__REQUIRED WORK__. Transcribe the records below exactly, leaving out any pictures.
## START PROVIDED INFORMATION
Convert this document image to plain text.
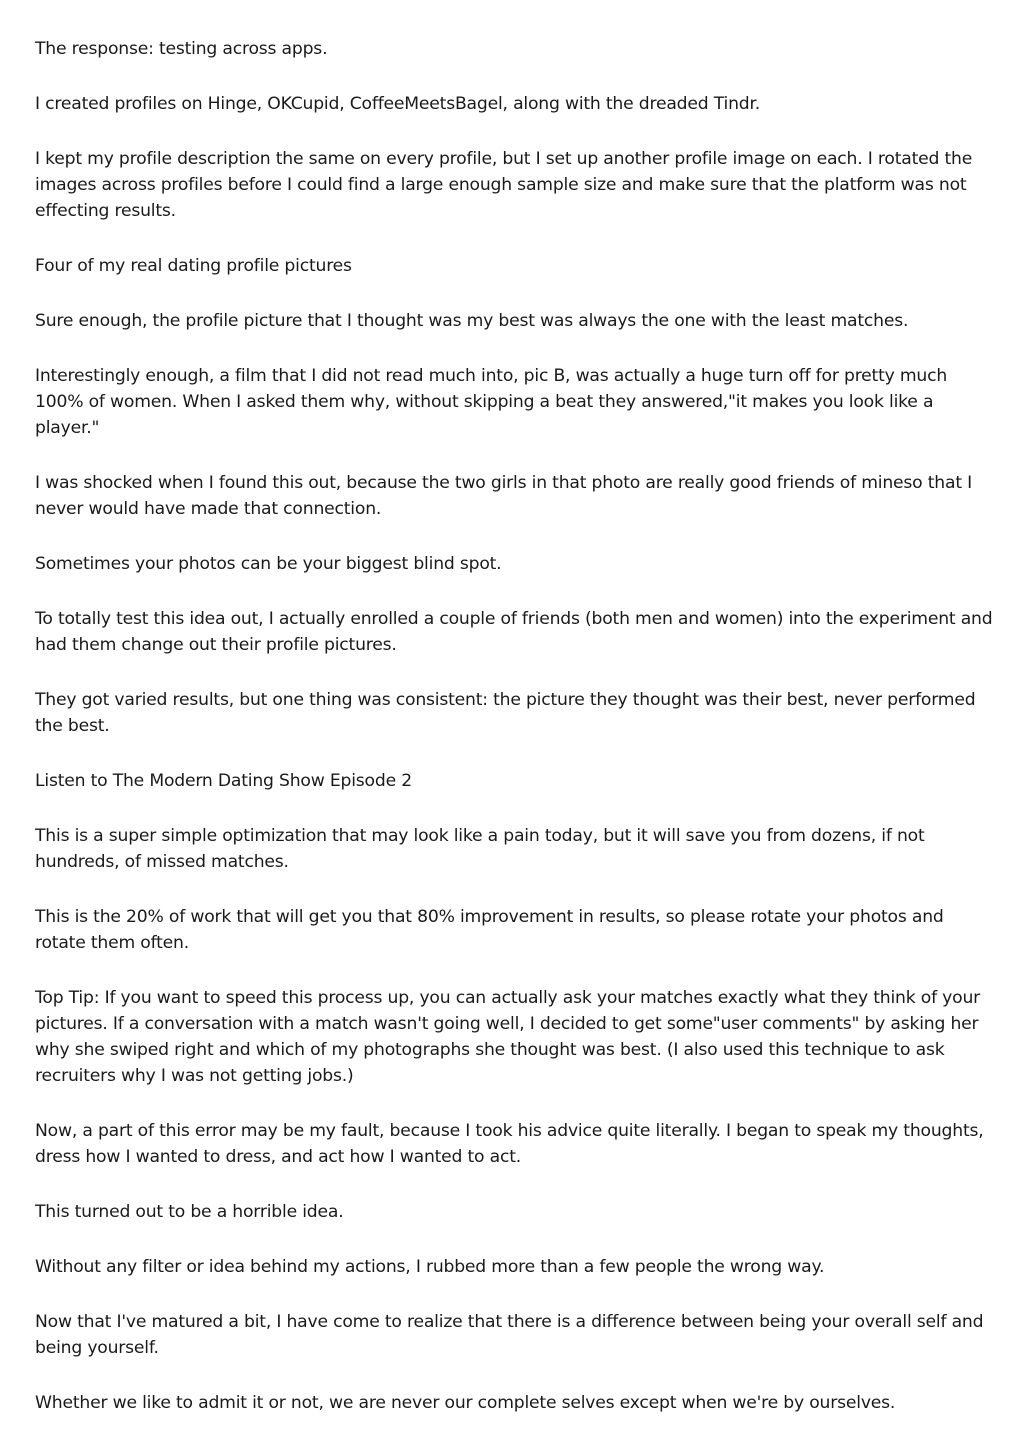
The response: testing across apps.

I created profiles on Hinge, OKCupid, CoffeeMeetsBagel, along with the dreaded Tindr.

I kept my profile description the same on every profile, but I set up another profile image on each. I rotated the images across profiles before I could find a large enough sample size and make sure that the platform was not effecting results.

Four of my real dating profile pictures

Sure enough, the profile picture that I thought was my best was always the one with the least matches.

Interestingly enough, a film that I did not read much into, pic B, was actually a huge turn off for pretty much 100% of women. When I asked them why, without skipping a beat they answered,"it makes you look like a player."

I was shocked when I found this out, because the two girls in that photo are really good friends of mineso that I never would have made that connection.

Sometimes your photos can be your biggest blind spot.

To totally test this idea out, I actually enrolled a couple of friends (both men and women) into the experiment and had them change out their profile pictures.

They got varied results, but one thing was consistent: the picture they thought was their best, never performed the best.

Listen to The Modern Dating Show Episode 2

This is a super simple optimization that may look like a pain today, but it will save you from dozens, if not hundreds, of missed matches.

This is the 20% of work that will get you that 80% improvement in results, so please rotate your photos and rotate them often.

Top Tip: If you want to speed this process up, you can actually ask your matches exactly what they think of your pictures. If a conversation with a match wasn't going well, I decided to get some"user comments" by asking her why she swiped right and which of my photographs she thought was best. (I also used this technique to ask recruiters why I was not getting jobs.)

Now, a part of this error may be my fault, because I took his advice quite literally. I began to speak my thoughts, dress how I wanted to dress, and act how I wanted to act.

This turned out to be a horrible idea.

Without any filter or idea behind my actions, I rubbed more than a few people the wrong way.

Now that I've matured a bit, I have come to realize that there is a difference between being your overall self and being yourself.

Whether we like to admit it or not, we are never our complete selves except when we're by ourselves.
## END PROVIDED INFORMATION
__EXERCISE ANSWER__.
Convert this document image to plain text.
The response: testing across apps.

I created profiles on Hinge, OKCupid, CoffeeMeetsBagel, along with the dreaded Tindr.

I kept my profile description the same on every profile, but I set up another profile image on each. I rotated the images across profiles before I could find a large enough sample size and make sure that the platform was not effecting results.

Four of my real dating profile pictures

Sure enough, the profile picture that I thought was my best was always the one with the least matches.

Interestingly enough, a film that I did not read much into, pic B, was actually a huge turn off for pretty much 100% of women. When I asked them why, without skipping a beat they answered,"it makes you look like a player."

I was shocked when I found this out, because the two girls in that photo are really good friends of mineso that I never would have made that connection.

Sometimes your photos can be your biggest blind spot.

To totally test this idea out, I actually enrolled a couple of friends (both men and women) into the experiment and had them change out their profile pictures.

They got varied results, but one thing was consistent: the picture they thought was their best, never performed the best.

Listen to The Modern Dating Show Episode 2

This is a super simple optimization that may look like a pain today, but it will save you from dozens, if not hundreds, of missed matches.

This is the 20% of work that will get you that 80% improvement in results, so please rotate your photos and rotate them often.

Top Tip: If you want to speed this process up, you can actually ask your matches exactly what they think of your pictures. If a conversation with a match wasn't going well, I decided to get some"user comments" by asking her why she swiped right and which of my photographs she thought was best. (I also used this technique to ask recruiters why I was not getting jobs.)

Now, a part of this error may be my fault, because I took his advice quite literally. I began to speak my thoughts, dress how I wanted to dress, and act how I wanted to act.

This turned out to be a horrible idea.

Without any filter or idea behind my actions, I rubbed more than a few people the wrong way.

Now that I've matured a bit, I have come to realize that there is a difference between being your overall self and being yourself.

Whether we like to admit it or not, we are never our complete selves except when we're by ourselves.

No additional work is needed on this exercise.